- What to produce:
Return the full material exactly.

*** Dataset excerpts ***

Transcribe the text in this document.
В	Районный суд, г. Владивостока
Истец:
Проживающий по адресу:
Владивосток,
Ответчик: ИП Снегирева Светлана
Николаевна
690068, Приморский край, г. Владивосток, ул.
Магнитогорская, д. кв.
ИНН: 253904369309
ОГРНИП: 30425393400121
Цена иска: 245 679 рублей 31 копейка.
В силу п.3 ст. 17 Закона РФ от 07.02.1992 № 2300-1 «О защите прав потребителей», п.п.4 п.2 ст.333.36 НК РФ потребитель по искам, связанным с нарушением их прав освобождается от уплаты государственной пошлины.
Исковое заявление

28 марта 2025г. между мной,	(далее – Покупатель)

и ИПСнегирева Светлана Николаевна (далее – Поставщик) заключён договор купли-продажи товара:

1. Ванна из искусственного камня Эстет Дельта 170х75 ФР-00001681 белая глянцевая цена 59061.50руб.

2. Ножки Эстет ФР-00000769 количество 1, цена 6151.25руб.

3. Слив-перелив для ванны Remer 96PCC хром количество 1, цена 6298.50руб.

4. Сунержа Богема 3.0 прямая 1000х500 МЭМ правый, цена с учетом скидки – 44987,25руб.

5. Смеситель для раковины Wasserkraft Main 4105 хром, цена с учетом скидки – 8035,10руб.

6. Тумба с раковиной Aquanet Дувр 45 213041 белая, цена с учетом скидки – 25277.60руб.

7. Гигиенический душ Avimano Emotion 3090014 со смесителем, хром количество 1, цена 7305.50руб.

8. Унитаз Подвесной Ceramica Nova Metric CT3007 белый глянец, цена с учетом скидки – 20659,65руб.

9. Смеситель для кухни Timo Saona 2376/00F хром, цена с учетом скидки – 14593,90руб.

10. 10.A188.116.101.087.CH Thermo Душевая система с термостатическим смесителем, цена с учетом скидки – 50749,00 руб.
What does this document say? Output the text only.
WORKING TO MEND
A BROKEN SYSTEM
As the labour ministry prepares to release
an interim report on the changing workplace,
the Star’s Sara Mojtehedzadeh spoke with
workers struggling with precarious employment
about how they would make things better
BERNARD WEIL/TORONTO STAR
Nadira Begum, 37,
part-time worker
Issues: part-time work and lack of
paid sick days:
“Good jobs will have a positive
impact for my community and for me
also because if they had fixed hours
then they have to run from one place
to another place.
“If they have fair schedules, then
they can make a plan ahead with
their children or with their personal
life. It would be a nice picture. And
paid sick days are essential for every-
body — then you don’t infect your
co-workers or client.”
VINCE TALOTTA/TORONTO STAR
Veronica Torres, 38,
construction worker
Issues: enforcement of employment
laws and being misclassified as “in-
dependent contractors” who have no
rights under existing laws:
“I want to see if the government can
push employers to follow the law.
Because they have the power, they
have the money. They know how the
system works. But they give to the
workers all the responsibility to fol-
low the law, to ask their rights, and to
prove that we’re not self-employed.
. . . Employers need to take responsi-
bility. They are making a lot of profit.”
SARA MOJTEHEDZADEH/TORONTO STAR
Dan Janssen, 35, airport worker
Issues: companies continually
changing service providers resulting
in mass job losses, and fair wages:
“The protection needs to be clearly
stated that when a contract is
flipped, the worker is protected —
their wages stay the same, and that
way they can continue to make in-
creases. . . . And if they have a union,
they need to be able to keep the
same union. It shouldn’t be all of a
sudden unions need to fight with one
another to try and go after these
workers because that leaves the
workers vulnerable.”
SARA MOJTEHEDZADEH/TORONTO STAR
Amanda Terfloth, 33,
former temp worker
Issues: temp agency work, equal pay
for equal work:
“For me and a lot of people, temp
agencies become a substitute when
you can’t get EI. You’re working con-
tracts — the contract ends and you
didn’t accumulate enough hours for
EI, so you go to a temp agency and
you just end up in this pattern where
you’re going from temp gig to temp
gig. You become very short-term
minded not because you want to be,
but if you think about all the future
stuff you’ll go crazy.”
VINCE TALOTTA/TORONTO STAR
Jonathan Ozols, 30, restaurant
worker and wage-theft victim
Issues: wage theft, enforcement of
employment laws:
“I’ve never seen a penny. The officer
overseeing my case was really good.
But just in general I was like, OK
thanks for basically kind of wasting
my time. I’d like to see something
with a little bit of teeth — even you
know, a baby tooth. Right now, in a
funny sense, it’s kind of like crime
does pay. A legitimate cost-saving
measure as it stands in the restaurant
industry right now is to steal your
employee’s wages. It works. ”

***

- Right answer:
Transcribe the text in this document.
В	Районный суд, г. Владивостока
Истец:
Проживающий по адресу:
Владивосток,
Ответчик: ИП Снегирева Светлана
Николаевна
690068, Приморский край, г. Владивосток, ул.
Магнитогорская, д. кв.
ИНН: 253904369309
ОГРНИП: 30425393400121
Цена иска: 245 679 рублей 31 копейка.
В силу п.3 ст. 17 Закона РФ от 07.02.1992 № 2300-1 «О защите прав потребителей», п.п.4 п.2 ст.333.36 НК РФ потребитель по искам, связанным с нарушением их прав освобождается от уплаты государственной пошлины.
Исковое заявление

28 марта 2025г. между мной,	(далее – Покупатель)

и ИПСнегирева Светлана Николаевна (далее – Поставщик) заключён договор купли-продажи товара:

1. Ванна из искусственного камня Эстет Дельта 170х75 ФР-00001681 белая глянцевая цена 59061.50руб.

2. Ножки Эстет ФР-00000769 количество 1, цена 6151.25руб.

3. Слив-перелив для ванны Remer 96PCC хром количество 1, цена 6298.50руб.

4. Сунержа Богема 3.0 прямая 1000х500 МЭМ правый, цена с учетом скидки – 44987,25руб.

5. Смеситель для раковины Wasserkraft Main 4105 хром, цена с учетом скидки – 8035,10руб.

6. Тумба с раковиной Aquanet Дувр 45 213041 белая, цена с учетом скидки – 25277.60руб.

7. Гигиенический душ Avimano Emotion 3090014 со смесителем, хром количество 1, цена 7305.50руб.

8. Унитаз Подвесной Ceramica Nova Metric CT3007 белый глянец, цена с учетом скидки – 20659,65руб.

9. Смеситель для кухни Timo Saona 2376/00F хром, цена с учетом скидки – 14593,90руб.

10. 10.A188.116.101.087.CH Thermo Душевая система с термостатическим смесителем, цена с учетом скидки – 50749,00 руб.
What does this document say? Output the text only.
WORKING TO MEND
A BROKEN SYSTEM
As the labour ministry prepares to release
an interim report on the changing workplace,
the Star’s Sara Mojtehedzadeh spoke with
workers struggling with precarious employment
about how they would make things better
BERNARD WEIL/TORONTO STAR
Nadira Begum, 37,
part-time worker
Issues: part-time work and lack of
paid sick days:
“Good jobs will have a positive
impact for my community and for me
also because if they had fixed hours
then they have to run from one place
to another place.
“If they have fair schedules, then
they can make a plan ahead with
their children or with their personal
life. It would be a nice picture. And
paid sick days are essential for every-
body — then you don’t infect your
co-workers or client.”
VINCE TALOTTA/TORONTO STAR
Veronica Torres, 38,
construction worker
Issues: enforcement of employment
laws and being misclassified as “in-
dependent contractors” who have no
rights under existing laws:
“I want to see if the government can
push employers to follow the law.
Because they have the power, they
have the money. They know how the
system works. But they give to the
workers all the responsibility to fol-
low the law, to ask their rights, and to
prove that we’re not self-employed.
. . . Employers need to take responsi-
bility. They are making a lot of profit.”
SARA MOJTEHEDZADEH/TORONTO STAR
Dan Janssen, 35, airport worker
Issues: companies continually
changing service providers resulting
in mass job losses, and fair wages:
“The protection needs to be clearly
stated that when a contract is
flipped, the worker is protected —
their wages stay the same, and that
way they can continue to make in-
creases. . . . And if they have a union,
they need to be able to keep the
same union. It shouldn’t be all of a
sudden unions need to fight with one
another to try and go after these
workers because that leaves the
workers vulnerable.”
SARA MOJTEHEDZADEH/TORONTO STAR
Amanda Terfloth, 33,
former temp worker
Issues: temp agency work, equal pay
for equal work:
“For me and a lot of people, temp
agencies become a substitute when
you can’t get EI. You’re working con-
tracts — the contract ends and you
didn’t accumulate enough hours for
EI, so you go to a temp agency and
you just end up in this pattern where
you’re going from temp gig to temp
gig. You become very short-term
minded not because you want to be,
but if you think about all the future
stuff you’ll go crazy.”
VINCE TALOTTA/TORONTO STAR
Jonathan Ozols, 30, restaurant
worker and wage-theft victim
Issues: wage theft, enforcement of
employment laws:
“I’ve never seen a penny. The officer
overseeing my case was really good.
But just in general I was like, OK
thanks for basically kind of wasting
my time. I’d like to see something
with a little bit of teeth — even you
know, a baby tooth. Right now, in a
funny sense, it’s kind of like crime
does pay. A legitimate cost-saving
measure as it stands in the restaurant
industry right now is to steal your
employee’s wages. It works. ”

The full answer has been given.